#### [Challenge A]
Copy out the records word for word, from the first line of the records through the line containing "sell-button[interactable]: 2,690.380 SELL", with both of those lines included.

#### [Text to read]
==============================

KC Athletics
- Full name: Kansas City Athletics Football Club
- Founded: 2001
- Head Coach: Kyle Perkins
- League: USASA
| Home colors | Away colors |

= KC Athletics =

American amateur soccer team

KC Athletics is an American amateur soccer team based in Kansas City, Missouri, United States. Founded in 2001, the team plays in Region II of the United States Adult Soccer Association, a network of amateur leagues at the fifth tier of the American Soccer Pyramid.

The team's colors are white and sky blue.

==History==
Founded in 2001 as a merger of the Kansas Legends Soccer Club and the Kansas City Football Club, the KC Athletics won regionals in its first year competing in the Snickers Nationals, and ended up finishing third nationally in the competition. The following year, their Under-20 team won a national championship, but then the club went on hiatus with many of the players joining nearby PDL clubs like the Des Moines Menace and the Kansas City Brass. In 2004, the KC Athletics were reborn.

The Athletics entered the Lamar Hunt U.S. Open Cup for the first time in 2010, and qualified for the tournament at the first attempt, beating USOC mainstays AAC Eagles 5-3 on penalties in their final qualification game. They lost in the first round of the tournament proper, 4-2 to USSF Division 2 Professional League side NSC Minnesota Stars. The Athletics' goals were scored by Stephen Hoffman and Kyle Perkins.

==============================

#### [Challenge B]
Pick up the piece on the KC Athletics soccer club where it ends, and keep writing it.

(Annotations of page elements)
==============================

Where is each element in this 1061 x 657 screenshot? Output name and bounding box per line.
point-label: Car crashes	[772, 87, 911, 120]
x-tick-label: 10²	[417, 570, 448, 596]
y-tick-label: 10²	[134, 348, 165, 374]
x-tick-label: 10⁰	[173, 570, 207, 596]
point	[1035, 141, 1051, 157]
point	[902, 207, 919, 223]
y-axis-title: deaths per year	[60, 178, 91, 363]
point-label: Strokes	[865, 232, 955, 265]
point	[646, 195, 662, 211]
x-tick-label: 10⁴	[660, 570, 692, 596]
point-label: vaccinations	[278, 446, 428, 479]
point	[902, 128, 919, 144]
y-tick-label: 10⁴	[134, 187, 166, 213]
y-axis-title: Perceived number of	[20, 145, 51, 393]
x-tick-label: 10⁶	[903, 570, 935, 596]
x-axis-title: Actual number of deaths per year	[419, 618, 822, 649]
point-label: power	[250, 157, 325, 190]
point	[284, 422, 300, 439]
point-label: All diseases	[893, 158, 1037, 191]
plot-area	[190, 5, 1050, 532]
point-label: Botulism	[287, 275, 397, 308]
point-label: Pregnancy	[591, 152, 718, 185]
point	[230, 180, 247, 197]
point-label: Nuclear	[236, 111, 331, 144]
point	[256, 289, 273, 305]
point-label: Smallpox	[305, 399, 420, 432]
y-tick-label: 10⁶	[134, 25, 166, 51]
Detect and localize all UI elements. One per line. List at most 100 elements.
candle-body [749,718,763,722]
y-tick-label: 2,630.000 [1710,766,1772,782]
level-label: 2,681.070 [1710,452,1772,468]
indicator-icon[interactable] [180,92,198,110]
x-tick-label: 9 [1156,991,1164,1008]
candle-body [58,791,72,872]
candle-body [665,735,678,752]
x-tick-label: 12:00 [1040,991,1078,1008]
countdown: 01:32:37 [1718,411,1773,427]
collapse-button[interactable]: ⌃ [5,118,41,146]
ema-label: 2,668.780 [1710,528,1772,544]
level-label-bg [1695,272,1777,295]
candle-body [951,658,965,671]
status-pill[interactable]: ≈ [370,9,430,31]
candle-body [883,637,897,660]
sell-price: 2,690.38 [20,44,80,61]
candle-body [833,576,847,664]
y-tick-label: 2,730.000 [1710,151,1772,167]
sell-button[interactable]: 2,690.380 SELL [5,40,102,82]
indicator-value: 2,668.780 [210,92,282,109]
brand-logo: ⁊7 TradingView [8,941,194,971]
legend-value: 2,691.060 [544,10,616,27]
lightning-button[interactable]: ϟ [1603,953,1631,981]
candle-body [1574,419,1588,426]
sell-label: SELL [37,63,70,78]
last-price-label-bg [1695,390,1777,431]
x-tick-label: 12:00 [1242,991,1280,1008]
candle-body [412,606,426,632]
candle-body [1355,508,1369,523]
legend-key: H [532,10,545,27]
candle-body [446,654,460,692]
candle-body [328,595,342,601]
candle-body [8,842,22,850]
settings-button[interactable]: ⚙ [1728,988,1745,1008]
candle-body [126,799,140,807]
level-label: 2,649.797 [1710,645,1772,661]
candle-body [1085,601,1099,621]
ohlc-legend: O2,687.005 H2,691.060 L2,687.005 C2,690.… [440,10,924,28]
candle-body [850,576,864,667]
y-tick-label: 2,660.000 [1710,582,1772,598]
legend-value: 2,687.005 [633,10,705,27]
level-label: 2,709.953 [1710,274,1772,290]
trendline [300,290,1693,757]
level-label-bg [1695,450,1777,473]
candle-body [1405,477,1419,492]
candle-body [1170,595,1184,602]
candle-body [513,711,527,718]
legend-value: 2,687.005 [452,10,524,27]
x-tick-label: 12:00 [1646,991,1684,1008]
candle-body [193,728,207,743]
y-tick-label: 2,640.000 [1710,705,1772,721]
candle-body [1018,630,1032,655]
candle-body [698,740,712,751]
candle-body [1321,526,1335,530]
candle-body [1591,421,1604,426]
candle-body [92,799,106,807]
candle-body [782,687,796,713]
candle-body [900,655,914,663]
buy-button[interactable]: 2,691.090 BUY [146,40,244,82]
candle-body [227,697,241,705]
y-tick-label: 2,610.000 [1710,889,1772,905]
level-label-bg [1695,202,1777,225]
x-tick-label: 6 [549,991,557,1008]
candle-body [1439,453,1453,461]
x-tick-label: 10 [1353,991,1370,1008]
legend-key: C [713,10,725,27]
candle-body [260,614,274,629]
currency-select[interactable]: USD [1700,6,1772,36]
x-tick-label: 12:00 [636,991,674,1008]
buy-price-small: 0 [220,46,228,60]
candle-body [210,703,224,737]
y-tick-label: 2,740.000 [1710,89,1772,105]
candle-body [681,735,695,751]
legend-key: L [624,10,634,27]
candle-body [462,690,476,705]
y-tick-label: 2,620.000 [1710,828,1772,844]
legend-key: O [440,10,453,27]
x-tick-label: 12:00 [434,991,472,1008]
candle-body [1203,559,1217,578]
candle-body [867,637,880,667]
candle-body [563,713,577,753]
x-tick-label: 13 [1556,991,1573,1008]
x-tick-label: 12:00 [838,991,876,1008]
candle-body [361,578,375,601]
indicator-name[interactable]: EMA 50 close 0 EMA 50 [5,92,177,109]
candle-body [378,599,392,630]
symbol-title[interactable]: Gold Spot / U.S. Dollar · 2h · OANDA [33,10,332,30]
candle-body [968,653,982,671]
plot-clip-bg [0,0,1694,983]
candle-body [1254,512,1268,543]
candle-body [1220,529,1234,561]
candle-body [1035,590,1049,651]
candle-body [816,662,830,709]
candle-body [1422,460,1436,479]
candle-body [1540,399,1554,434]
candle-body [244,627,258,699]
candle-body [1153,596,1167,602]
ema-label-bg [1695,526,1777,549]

==============================

#### [Written response A]
Where is each element in this 1061 x 657 screenshot? Output name and bounding box per line.
point-label: Car crashes	[772, 87, 911, 120]
x-tick-label: 10²	[417, 570, 448, 596]
y-tick-label: 10²	[134, 348, 165, 374]
x-tick-label: 10⁰	[173, 570, 207, 596]
point	[1035, 141, 1051, 157]
point	[902, 207, 919, 223]
y-axis-title: deaths per year	[60, 178, 91, 363]
point-label: Strokes	[865, 232, 955, 265]
point	[646, 195, 662, 211]
x-tick-label: 10⁴	[660, 570, 692, 596]
point-label: vaccinations	[278, 446, 428, 479]
point	[902, 128, 919, 144]
y-tick-label: 10⁴	[134, 187, 166, 213]
y-axis-title: Perceived number of	[20, 145, 51, 393]
x-tick-label: 10⁶	[903, 570, 935, 596]
x-axis-title: Actual number of deaths per year	[419, 618, 822, 649]
point-label: power	[250, 157, 325, 190]
point	[284, 422, 300, 439]
point-label: All diseases	[893, 158, 1037, 191]
plot-area	[190, 5, 1050, 532]
point-label: Botulism	[287, 275, 397, 308]
point-label: Pregnancy	[591, 152, 718, 185]
point	[230, 180, 247, 197]
point-label: Nuclear	[236, 111, 331, 144]
point	[256, 289, 273, 305]
point-label: Smallpox	[305, 399, 420, 432]
y-tick-label: 10⁶	[134, 25, 166, 51]
Detect and localize all UI elements. One per line. List at most 100 elements.
candle-body [749,718,763,722]
y-tick-label: 2,630.000 [1710,766,1772,782]
level-label: 2,681.070 [1710,452,1772,468]
indicator-icon[interactable] [180,92,198,110]
x-tick-label: 9 [1156,991,1164,1008]
candle-body [58,791,72,872]
candle-body [665,735,678,752]
x-tick-label: 12:00 [1040,991,1078,1008]
countdown: 01:32:37 [1718,411,1773,427]
collapse-button[interactable]: ⌃ [5,118,41,146]
ema-label: 2,668.780 [1710,528,1772,544]
level-label-bg [1695,272,1777,295]
candle-body [951,658,965,671]
status-pill[interactable]: ≈ [370,9,430,31]
candle-body [883,637,897,660]
sell-price: 2,690.38 [20,44,80,61]
candle-body [833,576,847,664]
y-tick-label: 2,730.000 [1710,151,1772,167]
sell-button[interactable]: 2,690.380 SELL [5,40,102,82]

#### [Written response B]
On April 14, 2012, the Athletics traveled to Chicago to play in the "Win and You're In" Region II Qualification match to earn a berth in the 2012 Lamar Hunt U.S. Open Cup. The Athletics defeated the Cincy Saints 10-2 to qualify for their second U.S. Open Cup berth since 2010.

==Players==

===2012 USASA roster===

| No. | Pos. | Nation | Player |
|---|---|---|---|
| — | DF | USA | Oran Andrews |
| — | GK | USA | Steven Grow |
| — | DF | USA | Ben Hicks |
| — | DF | USA | Stephen Hoffman |
| — | MF | USA | Martin Johnston |
| — | DF | USA | Coady Andrews |

| No. | Pos. | Nation | Player |
|---|---|---|---|
| — | MF | USA | Josh McDaniel |
| — | FW | USA | Garrett Webb |
| — | FW | USA | Kyle Perkins |
| — | MF | USA | Peter Kariotis |
| — | MF | USA | Chris Markey |
| — | DF | USA | Brian Williams |

==Year-by-year==

| Year | Division | League | Regular season | Playoffs | Open Cup |
|---|---|---|---|---|---|
| 2010 | 5 | USASA |  |  | First Round |

==Head coaches==
- USA Kyle Perkins (2009–present)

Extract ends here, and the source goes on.